Задание a: Объясните по отрывку, почему Андрей Белый и его собеседники в доме доктора Доброва могли, сами того не подозревая, «на воздух взлететь». Ответ дайте в одном–трех предложениях.

Исходный отрывок:
--------------------------------------------------

Именно домков, сиротливых и как бы сплющенных, ужатых, утесненных, но где же среди них?.. На всякий случай спрашиваем у здешних жителей, уточняем, наводим справки, но разве их найдешь, здешних‑то: все приезжие! Какая‑то женщина с удивительно правильным русским выговором — тоже находка! — не помнит дома, но помнит Вадима Андреевича по одному из его выступлений. Читательница! И все же дом… где он был, несуществующий дом в несуществующем переулке?! Да здесь же… конечно, здесь, перед детской площадкой, своей унылостью напоминающей зверинец: то ли качели, то ли карусели — веселись, детвора!
С неким облегчением вздыхаем: все‑таки нашли. Существует! «…Дом угловой, двухэтажный, кирпичный: здесь жил доктор Добров; тут сиживал я, разговаривая с Леонидом Андреевым, с Борисом Зайцевым; даже не знали, что можем на воздух взлететь: бомбы делали под полом; это открылось позднее уже», — пишет в воспоминаниях Андрей Белый, не подозревая о том, что заложенная в начале века (таково название мемуарного тома) бомба взорвется во второй половине, в шестидесятые годы, и все взлетит на воздух. Площадка — зверинец для одичавших детей — это уже на обломках…
Сон Аллы Александровны той поры, рассказанный мне, а затем описанный в ее воспоминаниях «Плаванье к Небесному Кремлю»: малолевшинский дом, комната, где они жили с мужем, и сам он — то ли полулежит, то ли как‑то странно сидит. И вот она хочет подойти, прикоснуться, обнять, и под ее рукой все рассыпается, словно истлевшая мумия, все оказывается прахом. На следующий день она приезжает в Малый Левшинский, а дома уже и нет…снесли… Не существует, и только «выскок из тьмы — вспышка магния снова».

--------------------------------------------------

Данные разметки рамок
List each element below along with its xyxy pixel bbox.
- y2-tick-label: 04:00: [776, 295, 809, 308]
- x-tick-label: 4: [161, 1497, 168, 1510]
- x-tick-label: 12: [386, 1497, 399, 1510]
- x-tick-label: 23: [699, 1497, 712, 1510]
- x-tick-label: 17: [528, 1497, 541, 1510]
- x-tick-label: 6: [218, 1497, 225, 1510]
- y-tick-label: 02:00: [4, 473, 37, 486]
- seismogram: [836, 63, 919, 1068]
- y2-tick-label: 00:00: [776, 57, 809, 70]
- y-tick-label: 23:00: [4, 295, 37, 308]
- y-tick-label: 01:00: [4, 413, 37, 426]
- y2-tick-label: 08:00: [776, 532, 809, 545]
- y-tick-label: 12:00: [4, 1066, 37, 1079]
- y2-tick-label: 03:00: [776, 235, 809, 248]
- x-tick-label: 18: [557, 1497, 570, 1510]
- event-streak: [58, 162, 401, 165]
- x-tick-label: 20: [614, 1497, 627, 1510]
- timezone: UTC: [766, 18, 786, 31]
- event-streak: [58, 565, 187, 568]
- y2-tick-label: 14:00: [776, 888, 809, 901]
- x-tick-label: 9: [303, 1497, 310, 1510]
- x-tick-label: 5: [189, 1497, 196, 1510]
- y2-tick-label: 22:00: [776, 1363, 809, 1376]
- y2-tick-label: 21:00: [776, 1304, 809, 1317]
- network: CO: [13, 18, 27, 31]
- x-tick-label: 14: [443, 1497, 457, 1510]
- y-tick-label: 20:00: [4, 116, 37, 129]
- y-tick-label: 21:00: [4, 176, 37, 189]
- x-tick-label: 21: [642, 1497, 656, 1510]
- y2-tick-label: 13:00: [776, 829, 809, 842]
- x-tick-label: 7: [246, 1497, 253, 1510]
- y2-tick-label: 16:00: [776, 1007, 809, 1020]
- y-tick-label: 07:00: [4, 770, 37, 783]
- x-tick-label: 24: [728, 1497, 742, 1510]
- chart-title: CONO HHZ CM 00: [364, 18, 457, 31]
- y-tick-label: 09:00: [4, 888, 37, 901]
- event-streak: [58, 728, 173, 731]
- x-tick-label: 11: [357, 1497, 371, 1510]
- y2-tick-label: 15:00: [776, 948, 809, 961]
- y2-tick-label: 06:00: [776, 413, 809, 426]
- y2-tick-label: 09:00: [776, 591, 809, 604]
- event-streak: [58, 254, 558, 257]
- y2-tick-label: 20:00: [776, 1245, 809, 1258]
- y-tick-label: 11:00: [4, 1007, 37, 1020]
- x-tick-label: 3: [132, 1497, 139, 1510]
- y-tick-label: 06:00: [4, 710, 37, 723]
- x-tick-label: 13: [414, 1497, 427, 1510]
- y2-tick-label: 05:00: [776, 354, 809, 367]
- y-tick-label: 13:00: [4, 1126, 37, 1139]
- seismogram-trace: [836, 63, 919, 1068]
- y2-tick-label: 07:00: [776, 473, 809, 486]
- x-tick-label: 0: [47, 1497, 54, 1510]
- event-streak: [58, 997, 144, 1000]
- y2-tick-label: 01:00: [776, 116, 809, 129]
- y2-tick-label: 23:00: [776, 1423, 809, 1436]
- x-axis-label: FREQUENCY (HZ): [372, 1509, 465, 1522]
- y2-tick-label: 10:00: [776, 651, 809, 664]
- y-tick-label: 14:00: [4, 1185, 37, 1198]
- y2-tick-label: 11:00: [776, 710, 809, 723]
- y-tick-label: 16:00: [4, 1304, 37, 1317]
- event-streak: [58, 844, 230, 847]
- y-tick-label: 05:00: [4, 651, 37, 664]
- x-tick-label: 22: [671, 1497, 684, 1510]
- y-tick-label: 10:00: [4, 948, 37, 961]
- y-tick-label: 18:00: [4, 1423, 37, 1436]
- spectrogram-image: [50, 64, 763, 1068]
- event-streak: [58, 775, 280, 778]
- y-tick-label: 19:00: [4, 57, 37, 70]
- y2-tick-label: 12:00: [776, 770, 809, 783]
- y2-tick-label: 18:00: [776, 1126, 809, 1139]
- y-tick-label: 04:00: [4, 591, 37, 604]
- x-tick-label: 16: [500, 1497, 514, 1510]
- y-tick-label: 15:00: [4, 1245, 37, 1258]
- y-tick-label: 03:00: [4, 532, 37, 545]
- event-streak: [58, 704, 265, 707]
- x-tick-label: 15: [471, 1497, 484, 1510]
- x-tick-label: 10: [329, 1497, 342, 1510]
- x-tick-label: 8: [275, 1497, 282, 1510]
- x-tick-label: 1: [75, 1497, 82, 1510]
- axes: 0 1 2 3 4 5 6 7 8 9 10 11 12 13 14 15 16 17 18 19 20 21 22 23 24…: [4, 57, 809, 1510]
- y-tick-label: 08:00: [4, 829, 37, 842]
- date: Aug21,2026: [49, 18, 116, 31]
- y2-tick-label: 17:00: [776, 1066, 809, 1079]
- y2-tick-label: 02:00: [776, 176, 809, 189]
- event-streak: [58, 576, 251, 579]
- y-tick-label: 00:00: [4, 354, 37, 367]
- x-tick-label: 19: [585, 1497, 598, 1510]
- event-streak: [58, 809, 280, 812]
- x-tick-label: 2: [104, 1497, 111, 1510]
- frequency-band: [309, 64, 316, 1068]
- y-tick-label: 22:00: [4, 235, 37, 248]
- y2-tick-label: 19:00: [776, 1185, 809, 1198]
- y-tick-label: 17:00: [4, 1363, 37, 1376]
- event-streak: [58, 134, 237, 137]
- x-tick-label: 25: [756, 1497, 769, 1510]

--------------------------------------------------

Задание b: Оформите нумерованным списком всё, что идет в строках данных разметки рамок от самой первой строки вниз до строки со словами «- y2-tick-label: 20:00: [776, 1245, 809, 1258]», включая обе границы. Пустые строки не включайте.

Итоговый ответ a: Под полом этого дома делали бомбы. Об этом стало известно только позднее.

Итоговый ответ b:
1. List each element below along with its xyxy pixel bbox.
2. - y2-tick-label: 04:00: [776, 295, 809, 308]
3. - x-tick-label: 4: [161, 1497, 168, 1510]
4. - x-tick-label: 12: [386, 1497, 399, 1510]
5. - x-tick-label: 23: [699, 1497, 712, 1510]
6. - x-tick-label: 17: [528, 1497, 541, 1510]
7. - x-tick-label: 6: [218, 1497, 225, 1510]
8. - y-tick-label: 02:00: [4, 473, 37, 486]
9. - seismogram: [836, 63, 919, 1068]
10. - y2-tick-label: 00:00: [776, 57, 809, 70]
11. - y-tick-label: 23:00: [4, 295, 37, 308]
12. - y-tick-label: 01:00: [4, 413, 37, 426]
13. - y2-tick-label: 08:00: [776, 532, 809, 545]
14. - y-tick-label: 12:00: [4, 1066, 37, 1079]
15. - y2-tick-label: 03:00: [776, 235, 809, 248]
16. - x-tick-label: 18: [557, 1497, 570, 1510]
17. - event-streak: [58, 162, 401, 165]
18. - x-tick-label: 20: [614, 1497, 627, 1510]
19. - timezone: UTC: [766, 18, 786, 31]
20. - event-streak: [58, 565, 187, 568]
21. - y2-tick-label: 14:00: [776, 888, 809, 901]
22. - x-tick-label: 9: [303, 1497, 310, 1510]
23. - x-tick-label: 5: [189, 1497, 196, 1510]
24. - y2-tick-label: 22:00: [776, 1363, 809, 1376]
25. - y2-tick-label: 21:00: [776, 1304, 809, 1317]
26. - network: CO: [13, 18, 27, 31]
27. - x-tick-label: 14: [443, 1497, 457, 1510]
28. - y-tick-label: 20:00: [4, 116, 37, 129]
29. - y-tick-label: 21:00: [4, 176, 37, 189]
30. - x-tick-label: 21: [642, 1497, 656, 1510]
31. - y2-tick-label: 13:00: [776, 829, 809, 842]
32. - x-tick-label: 7: [246, 1497, 253, 1510]
33. - y2-tick-label: 16:00: [776, 1007, 809, 1020]
34. - y-tick-label: 07:00: [4, 770, 37, 783]
35. - x-tick-label: 24: [728, 1497, 742, 1510]
36. - chart-title: CONO HHZ CM 00: [364, 18, 457, 31]
37. - y-tick-label: 09:00: [4, 888, 37, 901]
38. - event-streak: [58, 728, 173, 731]
39. - x-tick-label: 11: [357, 1497, 371, 1510]
40. - y2-tick-label: 15:00: [776, 948, 809, 961]
41. - y2-tick-label: 06:00: [776, 413, 809, 426]
42. - y2-tick-label: 09:00: [776, 591, 809, 604]
43. - event-streak: [58, 254, 558, 257]
44. - y2-tick-label: 20:00: [776, 1245, 809, 1258]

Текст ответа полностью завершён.